Source data:

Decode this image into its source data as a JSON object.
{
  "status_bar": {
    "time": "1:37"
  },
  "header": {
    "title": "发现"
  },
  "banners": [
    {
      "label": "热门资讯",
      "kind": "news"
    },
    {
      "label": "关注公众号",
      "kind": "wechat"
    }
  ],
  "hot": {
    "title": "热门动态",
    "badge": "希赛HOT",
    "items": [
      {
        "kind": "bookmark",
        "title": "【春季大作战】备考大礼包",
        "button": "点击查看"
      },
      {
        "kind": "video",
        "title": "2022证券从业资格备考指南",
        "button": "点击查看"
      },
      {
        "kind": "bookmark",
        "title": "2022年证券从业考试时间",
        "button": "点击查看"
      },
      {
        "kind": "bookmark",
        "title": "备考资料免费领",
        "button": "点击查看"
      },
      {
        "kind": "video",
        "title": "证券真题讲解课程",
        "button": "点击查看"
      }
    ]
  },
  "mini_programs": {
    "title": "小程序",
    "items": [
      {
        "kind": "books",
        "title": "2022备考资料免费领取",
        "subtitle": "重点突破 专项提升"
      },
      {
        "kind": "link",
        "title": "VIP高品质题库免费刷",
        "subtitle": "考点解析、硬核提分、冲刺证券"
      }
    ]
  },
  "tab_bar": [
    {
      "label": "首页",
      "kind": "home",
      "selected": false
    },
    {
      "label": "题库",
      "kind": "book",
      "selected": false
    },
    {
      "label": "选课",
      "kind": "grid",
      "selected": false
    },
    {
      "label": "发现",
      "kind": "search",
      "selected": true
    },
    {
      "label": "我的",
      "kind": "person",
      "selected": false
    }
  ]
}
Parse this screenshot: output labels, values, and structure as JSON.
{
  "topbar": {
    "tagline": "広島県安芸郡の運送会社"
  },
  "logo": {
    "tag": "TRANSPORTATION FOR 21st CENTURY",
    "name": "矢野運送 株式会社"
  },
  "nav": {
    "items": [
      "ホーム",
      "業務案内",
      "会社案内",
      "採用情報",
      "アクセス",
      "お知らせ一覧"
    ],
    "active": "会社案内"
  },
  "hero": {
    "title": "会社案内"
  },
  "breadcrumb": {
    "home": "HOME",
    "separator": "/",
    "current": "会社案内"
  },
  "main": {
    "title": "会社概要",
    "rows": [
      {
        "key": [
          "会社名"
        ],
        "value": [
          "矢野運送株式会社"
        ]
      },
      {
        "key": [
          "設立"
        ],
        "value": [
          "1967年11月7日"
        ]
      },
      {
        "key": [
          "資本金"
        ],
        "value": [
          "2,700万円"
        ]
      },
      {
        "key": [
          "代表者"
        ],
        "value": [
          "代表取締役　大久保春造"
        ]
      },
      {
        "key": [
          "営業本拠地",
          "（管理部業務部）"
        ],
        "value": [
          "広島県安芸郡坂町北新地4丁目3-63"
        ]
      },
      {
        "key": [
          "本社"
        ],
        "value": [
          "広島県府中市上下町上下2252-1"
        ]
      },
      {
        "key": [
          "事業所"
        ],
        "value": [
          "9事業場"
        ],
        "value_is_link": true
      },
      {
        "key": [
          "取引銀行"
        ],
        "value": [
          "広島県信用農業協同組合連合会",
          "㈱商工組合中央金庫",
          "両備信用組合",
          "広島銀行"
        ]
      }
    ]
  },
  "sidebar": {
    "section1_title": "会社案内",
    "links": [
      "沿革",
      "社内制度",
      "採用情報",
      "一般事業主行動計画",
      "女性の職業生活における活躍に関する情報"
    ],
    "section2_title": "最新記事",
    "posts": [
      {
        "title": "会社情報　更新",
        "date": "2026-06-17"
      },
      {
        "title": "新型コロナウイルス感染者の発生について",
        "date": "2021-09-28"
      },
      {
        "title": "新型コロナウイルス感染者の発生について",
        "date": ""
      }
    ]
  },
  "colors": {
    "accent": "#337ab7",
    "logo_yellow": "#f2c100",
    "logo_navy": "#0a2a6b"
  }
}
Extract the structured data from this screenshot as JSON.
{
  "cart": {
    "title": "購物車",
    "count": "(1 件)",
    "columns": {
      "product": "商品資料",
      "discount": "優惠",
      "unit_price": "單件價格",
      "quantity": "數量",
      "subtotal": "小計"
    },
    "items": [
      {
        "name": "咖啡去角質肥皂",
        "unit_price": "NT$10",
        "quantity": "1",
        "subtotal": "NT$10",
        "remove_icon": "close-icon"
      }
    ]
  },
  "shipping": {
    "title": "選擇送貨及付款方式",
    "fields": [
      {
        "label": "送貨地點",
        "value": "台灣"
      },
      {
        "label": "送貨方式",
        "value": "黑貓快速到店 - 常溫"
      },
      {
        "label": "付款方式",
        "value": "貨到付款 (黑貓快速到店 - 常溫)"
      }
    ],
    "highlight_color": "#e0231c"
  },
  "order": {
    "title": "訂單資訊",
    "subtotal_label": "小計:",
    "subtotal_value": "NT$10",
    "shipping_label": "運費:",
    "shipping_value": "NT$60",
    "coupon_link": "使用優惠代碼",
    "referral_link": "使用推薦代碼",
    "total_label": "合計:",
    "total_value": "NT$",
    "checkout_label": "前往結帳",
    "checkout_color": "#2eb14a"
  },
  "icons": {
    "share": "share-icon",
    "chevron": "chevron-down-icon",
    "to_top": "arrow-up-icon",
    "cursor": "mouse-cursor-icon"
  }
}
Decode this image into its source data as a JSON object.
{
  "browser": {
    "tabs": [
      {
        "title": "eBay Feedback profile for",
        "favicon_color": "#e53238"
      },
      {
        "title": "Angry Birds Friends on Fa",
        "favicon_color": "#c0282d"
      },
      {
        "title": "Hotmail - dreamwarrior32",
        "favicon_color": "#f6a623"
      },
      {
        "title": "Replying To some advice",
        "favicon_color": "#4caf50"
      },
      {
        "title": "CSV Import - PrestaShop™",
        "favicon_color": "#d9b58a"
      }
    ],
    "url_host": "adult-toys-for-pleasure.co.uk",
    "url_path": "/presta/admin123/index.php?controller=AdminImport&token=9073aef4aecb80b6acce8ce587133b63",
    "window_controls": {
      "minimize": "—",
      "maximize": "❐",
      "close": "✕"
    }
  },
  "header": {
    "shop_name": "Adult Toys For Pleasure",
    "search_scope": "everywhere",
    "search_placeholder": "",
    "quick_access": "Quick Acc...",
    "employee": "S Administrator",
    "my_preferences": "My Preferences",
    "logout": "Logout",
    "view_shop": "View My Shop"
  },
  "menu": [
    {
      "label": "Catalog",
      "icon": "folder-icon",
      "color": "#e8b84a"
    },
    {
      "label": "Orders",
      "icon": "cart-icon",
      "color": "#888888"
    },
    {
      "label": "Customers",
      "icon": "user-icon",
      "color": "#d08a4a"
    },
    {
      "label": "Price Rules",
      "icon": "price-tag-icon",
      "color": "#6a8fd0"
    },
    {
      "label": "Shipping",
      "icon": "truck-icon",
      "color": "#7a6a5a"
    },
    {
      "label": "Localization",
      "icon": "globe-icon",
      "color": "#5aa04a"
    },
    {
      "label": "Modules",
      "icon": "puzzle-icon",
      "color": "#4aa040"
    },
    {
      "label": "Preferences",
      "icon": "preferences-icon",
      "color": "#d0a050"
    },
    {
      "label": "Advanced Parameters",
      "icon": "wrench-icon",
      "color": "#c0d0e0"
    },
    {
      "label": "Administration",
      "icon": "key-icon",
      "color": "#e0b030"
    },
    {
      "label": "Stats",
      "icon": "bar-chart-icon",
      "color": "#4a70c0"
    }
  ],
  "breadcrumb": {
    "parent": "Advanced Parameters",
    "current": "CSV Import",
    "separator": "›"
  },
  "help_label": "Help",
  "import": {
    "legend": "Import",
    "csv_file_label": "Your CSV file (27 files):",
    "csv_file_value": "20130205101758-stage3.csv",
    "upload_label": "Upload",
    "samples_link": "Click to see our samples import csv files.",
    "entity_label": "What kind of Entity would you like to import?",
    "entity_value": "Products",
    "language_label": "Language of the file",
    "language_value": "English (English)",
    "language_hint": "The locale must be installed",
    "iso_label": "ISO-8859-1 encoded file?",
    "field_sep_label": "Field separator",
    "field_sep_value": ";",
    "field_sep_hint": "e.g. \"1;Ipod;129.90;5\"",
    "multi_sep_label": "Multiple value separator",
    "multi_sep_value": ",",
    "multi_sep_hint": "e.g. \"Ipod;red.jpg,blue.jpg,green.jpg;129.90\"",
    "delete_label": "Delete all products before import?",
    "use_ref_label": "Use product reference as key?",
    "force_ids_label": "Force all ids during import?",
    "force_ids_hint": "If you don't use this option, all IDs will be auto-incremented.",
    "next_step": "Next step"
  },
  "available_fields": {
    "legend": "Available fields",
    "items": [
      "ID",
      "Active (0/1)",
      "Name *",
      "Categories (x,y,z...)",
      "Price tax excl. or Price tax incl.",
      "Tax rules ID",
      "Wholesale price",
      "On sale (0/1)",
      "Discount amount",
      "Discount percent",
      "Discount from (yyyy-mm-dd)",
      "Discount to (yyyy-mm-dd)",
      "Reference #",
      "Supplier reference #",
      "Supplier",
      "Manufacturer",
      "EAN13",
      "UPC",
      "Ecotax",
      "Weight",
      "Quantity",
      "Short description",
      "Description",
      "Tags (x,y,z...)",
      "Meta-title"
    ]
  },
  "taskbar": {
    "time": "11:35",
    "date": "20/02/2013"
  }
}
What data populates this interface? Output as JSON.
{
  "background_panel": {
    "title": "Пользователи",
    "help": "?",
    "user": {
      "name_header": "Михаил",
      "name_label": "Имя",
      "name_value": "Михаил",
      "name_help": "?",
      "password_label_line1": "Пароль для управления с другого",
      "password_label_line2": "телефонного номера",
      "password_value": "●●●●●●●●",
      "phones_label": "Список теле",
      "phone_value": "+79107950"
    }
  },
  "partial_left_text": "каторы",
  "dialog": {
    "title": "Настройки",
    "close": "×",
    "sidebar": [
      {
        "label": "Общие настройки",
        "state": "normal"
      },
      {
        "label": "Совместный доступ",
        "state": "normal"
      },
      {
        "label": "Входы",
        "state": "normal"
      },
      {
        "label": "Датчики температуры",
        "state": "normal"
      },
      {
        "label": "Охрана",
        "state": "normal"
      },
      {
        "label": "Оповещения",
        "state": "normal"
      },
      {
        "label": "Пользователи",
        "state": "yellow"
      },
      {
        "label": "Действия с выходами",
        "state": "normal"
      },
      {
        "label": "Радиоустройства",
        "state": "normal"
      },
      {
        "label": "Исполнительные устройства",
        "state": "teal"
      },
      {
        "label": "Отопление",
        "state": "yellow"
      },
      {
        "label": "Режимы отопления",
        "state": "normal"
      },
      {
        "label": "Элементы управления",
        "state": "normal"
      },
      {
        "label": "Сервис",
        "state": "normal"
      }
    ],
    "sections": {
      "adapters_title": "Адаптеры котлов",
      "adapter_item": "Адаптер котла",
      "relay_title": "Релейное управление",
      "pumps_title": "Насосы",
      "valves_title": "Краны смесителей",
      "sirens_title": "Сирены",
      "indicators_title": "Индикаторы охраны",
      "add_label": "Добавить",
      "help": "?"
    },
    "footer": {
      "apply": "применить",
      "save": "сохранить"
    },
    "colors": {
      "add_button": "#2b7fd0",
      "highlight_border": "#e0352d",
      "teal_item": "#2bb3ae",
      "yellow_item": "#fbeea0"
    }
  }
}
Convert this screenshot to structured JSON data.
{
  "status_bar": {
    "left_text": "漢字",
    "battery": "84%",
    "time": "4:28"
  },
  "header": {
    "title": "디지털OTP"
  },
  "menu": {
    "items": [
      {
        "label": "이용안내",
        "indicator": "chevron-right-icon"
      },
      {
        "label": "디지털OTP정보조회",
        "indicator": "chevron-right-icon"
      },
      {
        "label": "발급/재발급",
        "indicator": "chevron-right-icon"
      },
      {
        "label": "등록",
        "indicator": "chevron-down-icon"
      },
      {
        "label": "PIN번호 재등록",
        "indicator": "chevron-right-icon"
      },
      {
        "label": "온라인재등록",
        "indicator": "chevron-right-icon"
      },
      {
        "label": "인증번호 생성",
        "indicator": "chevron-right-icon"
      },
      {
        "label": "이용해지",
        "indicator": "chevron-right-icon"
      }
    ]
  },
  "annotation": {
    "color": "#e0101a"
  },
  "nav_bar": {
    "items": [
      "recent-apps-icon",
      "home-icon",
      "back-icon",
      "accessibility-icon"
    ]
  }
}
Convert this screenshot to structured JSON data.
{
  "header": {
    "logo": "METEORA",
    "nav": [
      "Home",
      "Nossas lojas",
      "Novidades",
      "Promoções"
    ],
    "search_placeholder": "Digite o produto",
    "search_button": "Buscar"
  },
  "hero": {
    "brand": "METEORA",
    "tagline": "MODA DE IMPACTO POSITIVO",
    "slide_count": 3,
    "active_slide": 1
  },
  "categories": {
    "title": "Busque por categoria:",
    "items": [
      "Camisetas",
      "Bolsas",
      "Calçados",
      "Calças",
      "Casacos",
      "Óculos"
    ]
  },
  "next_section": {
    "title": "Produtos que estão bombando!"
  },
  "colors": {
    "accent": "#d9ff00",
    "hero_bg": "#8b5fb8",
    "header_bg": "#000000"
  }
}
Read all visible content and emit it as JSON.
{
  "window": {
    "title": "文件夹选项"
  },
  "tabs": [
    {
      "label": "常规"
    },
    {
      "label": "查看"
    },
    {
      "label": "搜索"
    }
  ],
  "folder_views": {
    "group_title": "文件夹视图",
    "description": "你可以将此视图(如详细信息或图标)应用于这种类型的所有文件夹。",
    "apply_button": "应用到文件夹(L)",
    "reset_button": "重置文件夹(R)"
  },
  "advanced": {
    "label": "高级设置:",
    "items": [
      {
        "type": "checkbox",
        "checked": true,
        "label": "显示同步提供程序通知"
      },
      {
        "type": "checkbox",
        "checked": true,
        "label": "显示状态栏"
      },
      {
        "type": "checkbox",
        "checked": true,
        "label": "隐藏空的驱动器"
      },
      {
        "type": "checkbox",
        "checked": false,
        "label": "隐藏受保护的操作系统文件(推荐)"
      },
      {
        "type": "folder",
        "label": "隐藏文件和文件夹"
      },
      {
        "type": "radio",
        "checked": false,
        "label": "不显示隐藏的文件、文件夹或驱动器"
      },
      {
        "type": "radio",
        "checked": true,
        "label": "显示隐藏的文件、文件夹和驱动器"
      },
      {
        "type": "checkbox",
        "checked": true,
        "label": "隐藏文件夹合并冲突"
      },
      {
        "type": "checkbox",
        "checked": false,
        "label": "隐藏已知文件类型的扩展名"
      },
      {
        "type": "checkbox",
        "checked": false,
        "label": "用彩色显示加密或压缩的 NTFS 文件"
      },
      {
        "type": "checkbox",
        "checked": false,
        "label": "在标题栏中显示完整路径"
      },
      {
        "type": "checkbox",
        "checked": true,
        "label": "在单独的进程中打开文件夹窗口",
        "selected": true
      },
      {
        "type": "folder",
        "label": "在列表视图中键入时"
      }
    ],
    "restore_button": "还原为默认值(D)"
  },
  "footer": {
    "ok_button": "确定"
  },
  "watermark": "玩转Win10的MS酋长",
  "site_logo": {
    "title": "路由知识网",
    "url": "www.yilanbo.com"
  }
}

Task statement: Pull out all lines containing the word "legend" from the entries above.

Answer to the task:
    "legend": "Import",
    "legend": "Available fields",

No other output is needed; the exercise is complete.